- _TASK OBJECTIVE_: Leave the pictures aside and write out exactly every line from the one containing "Decode this image" through the last line.

- _DATASET EXTRACT_:

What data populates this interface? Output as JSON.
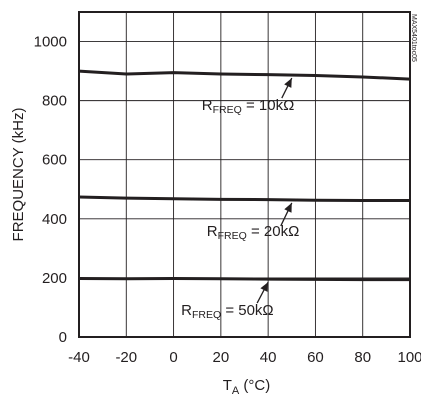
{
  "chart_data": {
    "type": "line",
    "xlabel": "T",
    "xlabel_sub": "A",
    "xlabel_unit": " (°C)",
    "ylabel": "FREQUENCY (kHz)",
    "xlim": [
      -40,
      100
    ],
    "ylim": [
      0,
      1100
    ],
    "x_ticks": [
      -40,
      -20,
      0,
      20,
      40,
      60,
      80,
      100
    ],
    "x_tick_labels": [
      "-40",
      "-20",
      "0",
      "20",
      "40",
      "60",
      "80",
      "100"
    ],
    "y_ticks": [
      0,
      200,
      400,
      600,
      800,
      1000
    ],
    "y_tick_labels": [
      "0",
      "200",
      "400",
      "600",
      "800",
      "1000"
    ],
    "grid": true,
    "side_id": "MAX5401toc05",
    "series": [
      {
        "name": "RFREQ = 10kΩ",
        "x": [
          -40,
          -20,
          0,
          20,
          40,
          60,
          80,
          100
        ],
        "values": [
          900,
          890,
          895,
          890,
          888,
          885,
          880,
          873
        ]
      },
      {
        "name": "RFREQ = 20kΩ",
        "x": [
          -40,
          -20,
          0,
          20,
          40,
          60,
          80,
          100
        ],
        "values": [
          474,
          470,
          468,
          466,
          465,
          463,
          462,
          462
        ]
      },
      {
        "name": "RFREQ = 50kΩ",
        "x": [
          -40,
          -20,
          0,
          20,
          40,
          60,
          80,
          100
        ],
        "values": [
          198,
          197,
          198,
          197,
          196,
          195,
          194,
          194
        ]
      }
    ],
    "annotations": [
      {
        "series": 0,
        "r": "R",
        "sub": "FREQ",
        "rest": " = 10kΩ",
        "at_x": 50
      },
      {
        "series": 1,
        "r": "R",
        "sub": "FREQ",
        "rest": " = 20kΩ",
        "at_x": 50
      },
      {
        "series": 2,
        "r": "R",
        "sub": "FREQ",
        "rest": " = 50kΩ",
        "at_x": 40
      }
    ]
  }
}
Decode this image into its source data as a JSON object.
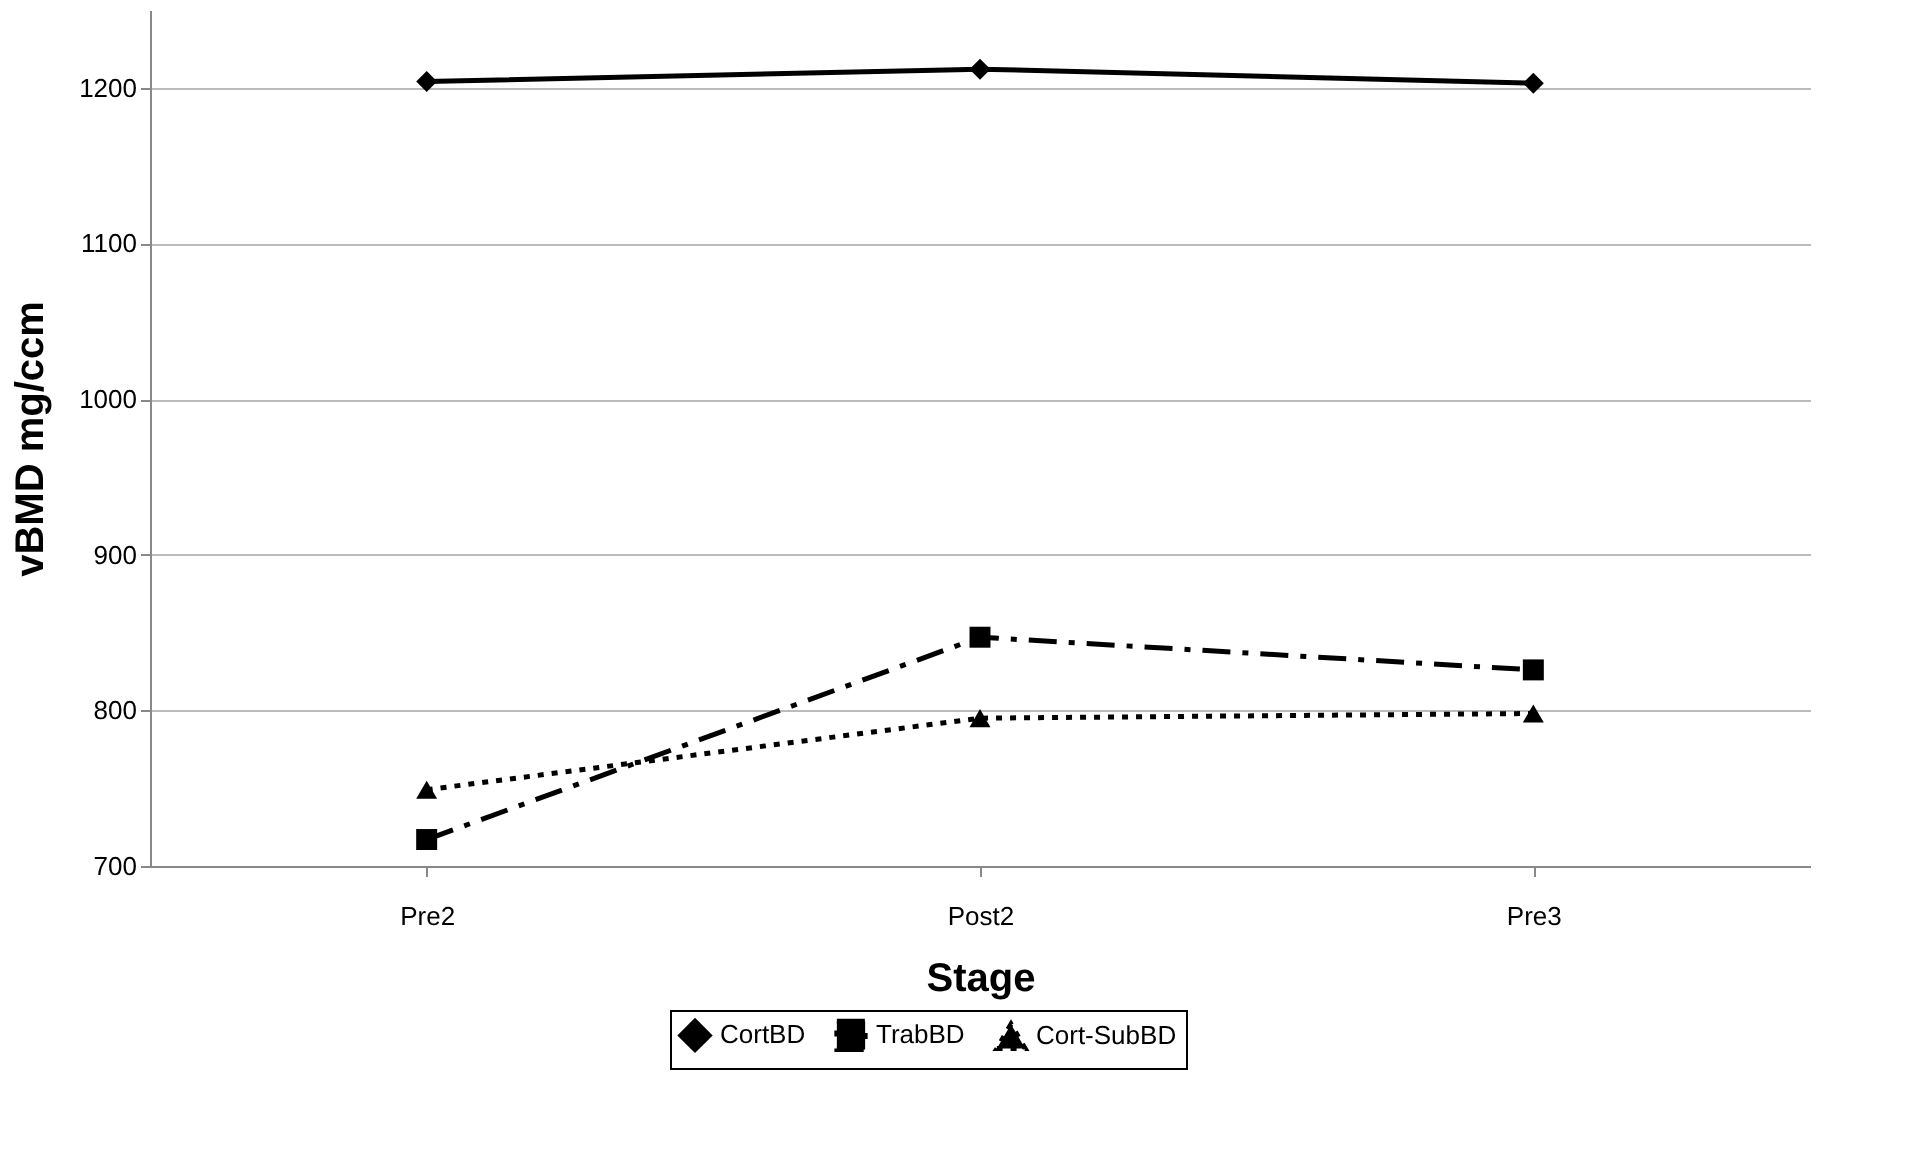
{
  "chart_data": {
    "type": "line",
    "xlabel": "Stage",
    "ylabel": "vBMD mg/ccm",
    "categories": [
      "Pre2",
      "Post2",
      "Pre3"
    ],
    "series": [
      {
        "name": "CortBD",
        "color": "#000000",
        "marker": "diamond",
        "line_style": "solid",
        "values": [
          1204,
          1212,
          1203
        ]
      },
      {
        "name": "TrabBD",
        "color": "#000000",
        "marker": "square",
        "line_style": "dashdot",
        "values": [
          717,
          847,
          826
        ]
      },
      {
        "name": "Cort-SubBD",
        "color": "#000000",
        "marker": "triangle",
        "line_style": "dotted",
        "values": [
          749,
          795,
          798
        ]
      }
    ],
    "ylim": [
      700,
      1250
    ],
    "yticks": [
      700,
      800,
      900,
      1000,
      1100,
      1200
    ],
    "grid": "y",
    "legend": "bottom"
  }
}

- _TASK OUTPUT_:
Decode this image into its source data as a JSON object.
{
  "chart_data": {
    "type": "line",
    "xlabel": "Stage",
    "ylabel": "vBMD mg/ccm",
    "categories": [
      "Pre2",
      "Post2",
      "Pre3"
    ],
    "series": [
      {
        "name": "CortBD",
        "color": "#000000",
        "marker": "diamond",
        "line_style": "solid",
        "values": [
          1204,
          1212,
          1203
        ]
      },
      {
        "name": "TrabBD",
        "color": "#000000",
        "marker": "square",
        "line_style": "dashdot",
        "values": [
          717,
          847,
          826
        ]
      },
      {
        "name": "Cort-SubBD",
        "color": "#000000",
        "marker": "triangle",
        "line_style": "dotted",
        "values": [
          749,
          795,
          798
        ]
      }
    ],
    "ylim": [
      700,
      1250
    ],
    "yticks": [
      700,
      800,
      900,
      1000,
      1100,
      1200
    ],
    "grid": "y",
    "legend": "bottom"
  }
}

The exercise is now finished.